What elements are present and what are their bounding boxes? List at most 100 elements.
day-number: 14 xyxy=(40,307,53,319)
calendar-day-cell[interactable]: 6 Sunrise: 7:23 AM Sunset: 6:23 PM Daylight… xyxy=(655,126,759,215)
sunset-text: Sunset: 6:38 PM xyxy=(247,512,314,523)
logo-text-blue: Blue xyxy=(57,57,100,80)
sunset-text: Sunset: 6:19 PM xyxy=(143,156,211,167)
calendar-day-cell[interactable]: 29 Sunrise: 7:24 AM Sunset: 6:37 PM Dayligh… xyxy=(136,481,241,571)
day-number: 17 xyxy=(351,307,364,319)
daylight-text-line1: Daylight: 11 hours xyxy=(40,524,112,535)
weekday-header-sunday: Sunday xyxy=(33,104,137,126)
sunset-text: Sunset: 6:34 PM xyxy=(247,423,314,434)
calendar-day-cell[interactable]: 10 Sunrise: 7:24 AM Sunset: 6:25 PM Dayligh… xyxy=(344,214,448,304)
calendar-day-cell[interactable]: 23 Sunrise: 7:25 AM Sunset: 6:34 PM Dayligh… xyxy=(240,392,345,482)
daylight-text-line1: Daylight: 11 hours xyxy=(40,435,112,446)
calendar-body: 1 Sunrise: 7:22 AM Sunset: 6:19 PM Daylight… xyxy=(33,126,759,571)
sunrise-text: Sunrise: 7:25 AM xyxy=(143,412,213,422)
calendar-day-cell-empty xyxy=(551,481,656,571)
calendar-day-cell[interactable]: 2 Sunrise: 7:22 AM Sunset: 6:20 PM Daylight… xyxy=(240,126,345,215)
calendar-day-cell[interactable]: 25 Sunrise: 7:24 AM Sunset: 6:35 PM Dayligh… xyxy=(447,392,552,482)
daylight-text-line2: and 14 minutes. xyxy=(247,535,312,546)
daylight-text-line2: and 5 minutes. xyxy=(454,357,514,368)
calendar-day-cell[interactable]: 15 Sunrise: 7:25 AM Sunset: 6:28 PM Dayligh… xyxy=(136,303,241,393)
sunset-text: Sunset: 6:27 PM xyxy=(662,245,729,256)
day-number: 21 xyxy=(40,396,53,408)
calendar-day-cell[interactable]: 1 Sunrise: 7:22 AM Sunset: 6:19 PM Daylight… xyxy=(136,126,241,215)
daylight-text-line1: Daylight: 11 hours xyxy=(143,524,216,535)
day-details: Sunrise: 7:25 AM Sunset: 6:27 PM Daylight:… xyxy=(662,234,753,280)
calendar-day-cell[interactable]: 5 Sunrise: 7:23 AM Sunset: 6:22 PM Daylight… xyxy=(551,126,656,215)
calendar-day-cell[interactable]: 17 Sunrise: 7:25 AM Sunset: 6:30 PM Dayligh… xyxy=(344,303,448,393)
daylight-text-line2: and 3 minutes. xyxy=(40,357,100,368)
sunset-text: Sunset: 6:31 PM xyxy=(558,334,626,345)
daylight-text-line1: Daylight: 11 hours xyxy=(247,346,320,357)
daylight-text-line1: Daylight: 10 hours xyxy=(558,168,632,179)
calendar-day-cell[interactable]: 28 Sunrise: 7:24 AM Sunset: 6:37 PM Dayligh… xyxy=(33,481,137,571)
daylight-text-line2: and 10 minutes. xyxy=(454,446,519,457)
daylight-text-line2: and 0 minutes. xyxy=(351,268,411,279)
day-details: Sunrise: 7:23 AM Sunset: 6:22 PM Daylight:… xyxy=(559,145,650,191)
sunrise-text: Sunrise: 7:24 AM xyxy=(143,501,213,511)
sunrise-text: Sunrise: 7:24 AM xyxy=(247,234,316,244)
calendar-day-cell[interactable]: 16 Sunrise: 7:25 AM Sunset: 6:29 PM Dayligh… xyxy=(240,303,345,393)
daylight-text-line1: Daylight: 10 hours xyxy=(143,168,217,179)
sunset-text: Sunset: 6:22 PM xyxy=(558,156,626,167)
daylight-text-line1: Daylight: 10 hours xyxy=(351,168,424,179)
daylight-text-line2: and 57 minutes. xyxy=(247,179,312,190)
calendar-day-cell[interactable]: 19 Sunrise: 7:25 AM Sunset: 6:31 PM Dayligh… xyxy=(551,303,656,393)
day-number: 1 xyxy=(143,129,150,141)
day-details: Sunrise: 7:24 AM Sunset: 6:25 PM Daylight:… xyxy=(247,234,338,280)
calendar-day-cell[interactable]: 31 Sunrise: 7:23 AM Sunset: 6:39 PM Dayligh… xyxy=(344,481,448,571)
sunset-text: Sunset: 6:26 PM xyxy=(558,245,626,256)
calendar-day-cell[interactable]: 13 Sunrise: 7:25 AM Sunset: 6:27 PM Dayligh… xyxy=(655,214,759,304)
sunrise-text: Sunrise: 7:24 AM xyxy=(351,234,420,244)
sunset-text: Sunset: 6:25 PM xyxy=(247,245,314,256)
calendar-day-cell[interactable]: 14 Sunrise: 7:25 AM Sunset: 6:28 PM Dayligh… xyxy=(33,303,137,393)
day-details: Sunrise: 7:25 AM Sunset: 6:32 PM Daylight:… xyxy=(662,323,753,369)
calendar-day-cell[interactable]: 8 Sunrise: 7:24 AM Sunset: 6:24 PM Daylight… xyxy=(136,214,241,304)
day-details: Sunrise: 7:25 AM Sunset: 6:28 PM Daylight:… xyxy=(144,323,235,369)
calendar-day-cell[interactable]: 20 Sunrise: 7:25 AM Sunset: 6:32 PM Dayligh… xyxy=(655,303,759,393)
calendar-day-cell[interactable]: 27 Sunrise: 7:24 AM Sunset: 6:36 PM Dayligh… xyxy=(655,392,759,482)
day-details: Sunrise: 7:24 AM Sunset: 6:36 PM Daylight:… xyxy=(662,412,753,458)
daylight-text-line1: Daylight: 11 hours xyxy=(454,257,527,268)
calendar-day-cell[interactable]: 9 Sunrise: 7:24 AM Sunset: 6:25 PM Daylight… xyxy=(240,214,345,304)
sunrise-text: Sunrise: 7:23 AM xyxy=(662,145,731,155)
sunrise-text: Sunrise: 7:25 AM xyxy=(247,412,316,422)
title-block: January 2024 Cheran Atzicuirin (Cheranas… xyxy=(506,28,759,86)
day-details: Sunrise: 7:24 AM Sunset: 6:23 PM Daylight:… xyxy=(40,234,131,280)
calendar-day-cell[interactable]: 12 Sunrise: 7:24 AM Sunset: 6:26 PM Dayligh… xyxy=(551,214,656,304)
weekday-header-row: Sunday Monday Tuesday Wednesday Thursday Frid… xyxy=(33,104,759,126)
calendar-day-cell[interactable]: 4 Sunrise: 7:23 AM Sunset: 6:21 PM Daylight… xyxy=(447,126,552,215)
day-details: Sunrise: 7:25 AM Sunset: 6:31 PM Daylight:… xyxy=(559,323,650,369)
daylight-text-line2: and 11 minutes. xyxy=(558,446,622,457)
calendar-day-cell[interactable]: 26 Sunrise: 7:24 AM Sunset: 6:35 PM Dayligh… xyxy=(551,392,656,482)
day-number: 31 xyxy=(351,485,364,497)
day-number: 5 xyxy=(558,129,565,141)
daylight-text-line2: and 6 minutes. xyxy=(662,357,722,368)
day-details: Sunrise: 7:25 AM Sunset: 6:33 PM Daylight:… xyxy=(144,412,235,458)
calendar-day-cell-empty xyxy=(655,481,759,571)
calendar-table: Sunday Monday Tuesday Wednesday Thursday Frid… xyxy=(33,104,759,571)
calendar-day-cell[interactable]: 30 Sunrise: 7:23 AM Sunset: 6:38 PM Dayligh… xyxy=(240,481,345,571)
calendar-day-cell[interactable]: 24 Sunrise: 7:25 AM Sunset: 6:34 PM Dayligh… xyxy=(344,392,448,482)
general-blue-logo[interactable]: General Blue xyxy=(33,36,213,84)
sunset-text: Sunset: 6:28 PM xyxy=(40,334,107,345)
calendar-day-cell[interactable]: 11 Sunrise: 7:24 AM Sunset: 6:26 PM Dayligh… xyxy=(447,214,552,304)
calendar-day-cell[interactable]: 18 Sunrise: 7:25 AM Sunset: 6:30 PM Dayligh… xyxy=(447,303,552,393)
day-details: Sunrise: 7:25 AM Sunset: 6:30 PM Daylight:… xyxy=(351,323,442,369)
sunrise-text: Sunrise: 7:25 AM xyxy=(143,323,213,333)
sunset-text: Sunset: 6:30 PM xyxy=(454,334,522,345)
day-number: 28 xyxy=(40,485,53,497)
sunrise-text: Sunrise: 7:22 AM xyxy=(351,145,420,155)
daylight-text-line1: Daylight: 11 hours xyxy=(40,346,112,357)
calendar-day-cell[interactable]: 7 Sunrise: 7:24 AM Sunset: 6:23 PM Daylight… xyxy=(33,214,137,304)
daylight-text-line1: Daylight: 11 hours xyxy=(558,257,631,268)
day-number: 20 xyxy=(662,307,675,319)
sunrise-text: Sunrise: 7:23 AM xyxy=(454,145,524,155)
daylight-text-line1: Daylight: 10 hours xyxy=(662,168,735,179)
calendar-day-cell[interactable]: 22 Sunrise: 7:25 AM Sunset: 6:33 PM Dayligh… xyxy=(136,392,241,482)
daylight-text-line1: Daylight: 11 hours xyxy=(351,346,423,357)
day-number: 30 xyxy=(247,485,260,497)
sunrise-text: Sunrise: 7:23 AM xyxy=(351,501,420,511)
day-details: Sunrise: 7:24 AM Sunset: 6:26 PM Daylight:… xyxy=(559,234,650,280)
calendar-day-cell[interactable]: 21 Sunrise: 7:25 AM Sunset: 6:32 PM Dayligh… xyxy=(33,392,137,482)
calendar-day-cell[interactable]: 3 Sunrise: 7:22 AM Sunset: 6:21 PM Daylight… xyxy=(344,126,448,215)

Exercise details
Copy the listing above word for word, starting at its first line and stopping after the line that contains "calendar-day-cell[interactable]: 10 Sunrise: 7:24".

Result below
What elements are present and what are their bounding boxes? List at most 100 elements.
day-number: 14 xyxy=(40,307,53,319)
calendar-day-cell[interactable]: 6 Sunrise: 7:23 AM Sunset: 6:23 PM Daylight… xyxy=(655,126,759,215)
sunset-text: Sunset: 6:38 PM xyxy=(247,512,314,523)
logo-text-blue: Blue xyxy=(57,57,100,80)
sunset-text: Sunset: 6:19 PM xyxy=(143,156,211,167)
calendar-day-cell[interactable]: 29 Sunrise: 7:24 AM Sunset: 6:37 PM Dayligh… xyxy=(136,481,241,571)
day-number: 17 xyxy=(351,307,364,319)
daylight-text-line1: Daylight: 11 hours xyxy=(40,524,112,535)
weekday-header-sunday: Sunday xyxy=(33,104,137,126)
sunset-text: Sunset: 6:34 PM xyxy=(247,423,314,434)
calendar-day-cell[interactable]: 10 Sunrise: 7:24 AM Sunset: 6:25 PM Dayligh… xyxy=(344,214,448,304)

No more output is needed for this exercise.